Collection entries

-=-=-

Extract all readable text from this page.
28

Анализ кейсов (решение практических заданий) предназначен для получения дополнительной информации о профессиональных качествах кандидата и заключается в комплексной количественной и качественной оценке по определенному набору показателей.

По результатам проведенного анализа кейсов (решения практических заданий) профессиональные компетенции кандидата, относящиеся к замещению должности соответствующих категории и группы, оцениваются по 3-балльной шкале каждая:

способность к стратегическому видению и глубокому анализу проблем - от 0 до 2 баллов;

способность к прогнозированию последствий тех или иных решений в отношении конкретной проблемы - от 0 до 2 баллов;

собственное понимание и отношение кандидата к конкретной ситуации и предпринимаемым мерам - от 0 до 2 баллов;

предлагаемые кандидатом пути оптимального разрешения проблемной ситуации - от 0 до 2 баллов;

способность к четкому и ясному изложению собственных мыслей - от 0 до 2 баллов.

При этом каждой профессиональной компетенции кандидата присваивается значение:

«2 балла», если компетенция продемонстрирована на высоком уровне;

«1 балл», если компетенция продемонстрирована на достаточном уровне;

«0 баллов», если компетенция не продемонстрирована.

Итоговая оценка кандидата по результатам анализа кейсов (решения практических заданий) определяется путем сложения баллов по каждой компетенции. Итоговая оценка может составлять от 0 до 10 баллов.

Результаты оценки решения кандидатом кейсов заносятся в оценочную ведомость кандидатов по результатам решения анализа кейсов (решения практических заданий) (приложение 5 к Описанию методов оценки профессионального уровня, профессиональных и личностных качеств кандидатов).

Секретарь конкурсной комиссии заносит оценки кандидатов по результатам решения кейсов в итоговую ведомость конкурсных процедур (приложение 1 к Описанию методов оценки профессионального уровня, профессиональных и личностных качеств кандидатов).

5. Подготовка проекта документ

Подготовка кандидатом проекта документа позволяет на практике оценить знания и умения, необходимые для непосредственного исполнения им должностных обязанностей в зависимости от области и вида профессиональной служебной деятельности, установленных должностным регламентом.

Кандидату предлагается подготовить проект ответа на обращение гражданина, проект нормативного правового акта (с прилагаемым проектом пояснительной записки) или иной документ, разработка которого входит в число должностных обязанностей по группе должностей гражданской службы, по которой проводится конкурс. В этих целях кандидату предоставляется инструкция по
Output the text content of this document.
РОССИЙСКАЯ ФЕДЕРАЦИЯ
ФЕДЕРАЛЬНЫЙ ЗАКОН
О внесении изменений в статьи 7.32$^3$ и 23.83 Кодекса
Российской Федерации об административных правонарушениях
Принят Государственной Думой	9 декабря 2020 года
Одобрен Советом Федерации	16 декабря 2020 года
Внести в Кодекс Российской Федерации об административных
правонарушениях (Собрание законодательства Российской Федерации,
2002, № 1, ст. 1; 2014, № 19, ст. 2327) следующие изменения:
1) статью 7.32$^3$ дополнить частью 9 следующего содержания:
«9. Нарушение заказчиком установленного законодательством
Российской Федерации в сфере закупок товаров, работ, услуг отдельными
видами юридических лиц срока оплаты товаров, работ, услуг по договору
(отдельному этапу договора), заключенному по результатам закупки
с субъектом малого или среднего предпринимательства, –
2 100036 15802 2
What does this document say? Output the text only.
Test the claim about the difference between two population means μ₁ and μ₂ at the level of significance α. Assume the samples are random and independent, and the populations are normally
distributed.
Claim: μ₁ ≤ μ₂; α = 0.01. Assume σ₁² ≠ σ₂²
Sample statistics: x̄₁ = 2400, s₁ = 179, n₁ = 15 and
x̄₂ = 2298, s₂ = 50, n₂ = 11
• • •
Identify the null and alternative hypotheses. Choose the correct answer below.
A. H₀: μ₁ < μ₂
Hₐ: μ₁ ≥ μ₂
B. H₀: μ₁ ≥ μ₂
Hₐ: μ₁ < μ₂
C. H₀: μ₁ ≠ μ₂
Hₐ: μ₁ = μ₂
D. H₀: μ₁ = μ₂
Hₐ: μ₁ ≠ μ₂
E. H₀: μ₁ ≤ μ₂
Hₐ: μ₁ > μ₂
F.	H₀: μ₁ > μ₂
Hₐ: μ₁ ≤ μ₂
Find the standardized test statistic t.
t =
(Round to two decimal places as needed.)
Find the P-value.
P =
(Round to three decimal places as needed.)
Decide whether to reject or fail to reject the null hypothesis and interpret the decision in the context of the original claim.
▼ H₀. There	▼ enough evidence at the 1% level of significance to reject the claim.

-=-=-

• [What you will do]
Write out the full set of records exactly as given.

• [Exercise result]
Extract all readable text from this page.
28

Анализ кейсов (решение практических заданий) предназначен для получения дополнительной информации о профессиональных качествах кандидата и заключается в комплексной количественной и качественной оценке по определенному набору показателей.

По результатам проведенного анализа кейсов (решения практических заданий) профессиональные компетенции кандидата, относящиеся к замещению должности соответствующих категории и группы, оцениваются по 3-балльной шкале каждая:

способность к стратегическому видению и глубокому анализу проблем - от 0 до 2 баллов;

способность к прогнозированию последствий тех или иных решений в отношении конкретной проблемы - от 0 до 2 баллов;

собственное понимание и отношение кандидата к конкретной ситуации и предпринимаемым мерам - от 0 до 2 баллов;

предлагаемые кандидатом пути оптимального разрешения проблемной ситуации - от 0 до 2 баллов;

способность к четкому и ясному изложению собственных мыслей - от 0 до 2 баллов.

При этом каждой профессиональной компетенции кандидата присваивается значение:

«2 балла», если компетенция продемонстрирована на высоком уровне;

«1 балл», если компетенция продемонстрирована на достаточном уровне;

«0 баллов», если компетенция не продемонстрирована.

Итоговая оценка кандидата по результатам анализа кейсов (решения практических заданий) определяется путем сложения баллов по каждой компетенции. Итоговая оценка может составлять от 0 до 10 баллов.

Результаты оценки решения кандидатом кейсов заносятся в оценочную ведомость кандидатов по результатам решения анализа кейсов (решения практических заданий) (приложение 5 к Описанию методов оценки профессионального уровня, профессиональных и личностных качеств кандидатов).

Секретарь конкурсной комиссии заносит оценки кандидатов по результатам решения кейсов в итоговую ведомость конкурсных процедур (приложение 1 к Описанию методов оценки профессионального уровня, профессиональных и личностных качеств кандидатов).

5. Подготовка проекта документ

Подготовка кандидатом проекта документа позволяет на практике оценить знания и умения, необходимые для непосредственного исполнения им должностных обязанностей в зависимости от области и вида профессиональной служебной деятельности, установленных должностным регламентом.

Кандидату предлагается подготовить проект ответа на обращение гражданина, проект нормативного правового акта (с прилагаемым проектом пояснительной записки) или иной документ, разработка которого входит в число должностных обязанностей по группе должностей гражданской службы, по которой проводится конкурс. В этих целях кандидату предоставляется инструкция по
Output the text content of this document.
РОССИЙСКАЯ ФЕДЕРАЦИЯ
ФЕДЕРАЛЬНЫЙ ЗАКОН
О внесении изменений в статьи 7.32$^3$ и 23.83 Кодекса
Российской Федерации об административных правонарушениях
Принят Государственной Думой	9 декабря 2020 года
Одобрен Советом Федерации	16 декабря 2020 года
Внести в Кодекс Российской Федерации об административных
правонарушениях (Собрание законодательства Российской Федерации,
2002, № 1, ст. 1; 2014, № 19, ст. 2327) следующие изменения:
1) статью 7.32$^3$ дополнить частью 9 следующего содержания:
«9. Нарушение заказчиком установленного законодательством
Российской Федерации в сфере закупок товаров, работ, услуг отдельными
видами юридических лиц срока оплаты товаров, работ, услуг по договору
(отдельному этапу договора), заключенному по результатам закупки
с субъектом малого или среднего предпринимательства, –
2 100036 15802 2
What does this document say? Output the text only.
Test the claim about the difference between two population means μ₁ and μ₂ at the level of significance α. Assume the samples are random and independent, and the populations are normally
distributed.
Claim: μ₁ ≤ μ₂; α = 0.01. Assume σ₁² ≠ σ₂²
Sample statistics: x̄₁ = 2400, s₁ = 179, n₁ = 15 and
x̄₂ = 2298, s₂ = 50, n₂ = 11
• • •
Identify the null and alternative hypotheses. Choose the correct answer below.
A. H₀: μ₁ < μ₂
Hₐ: μ₁ ≥ μ₂
B. H₀: μ₁ ≥ μ₂
Hₐ: μ₁ < μ₂
C. H₀: μ₁ ≠ μ₂
Hₐ: μ₁ = μ₂
D. H₀: μ₁ = μ₂
Hₐ: μ₁ ≠ μ₂
E. H₀: μ₁ ≤ μ₂
Hₐ: μ₁ > μ₂
F.	H₀: μ₁ > μ₂
Hₐ: μ₁ ≤ μ₂
Find the standardized test statistic t.
t =
(Round to two decimal places as needed.)
Find the P-value.
P =
(Round to three decimal places as needed.)
Decide whether to reject or fail to reject the null hypothesis and interpret the decision in the context of the original claim.
▼ H₀. There	▼ enough evidence at the 1% level of significance to reject the claim.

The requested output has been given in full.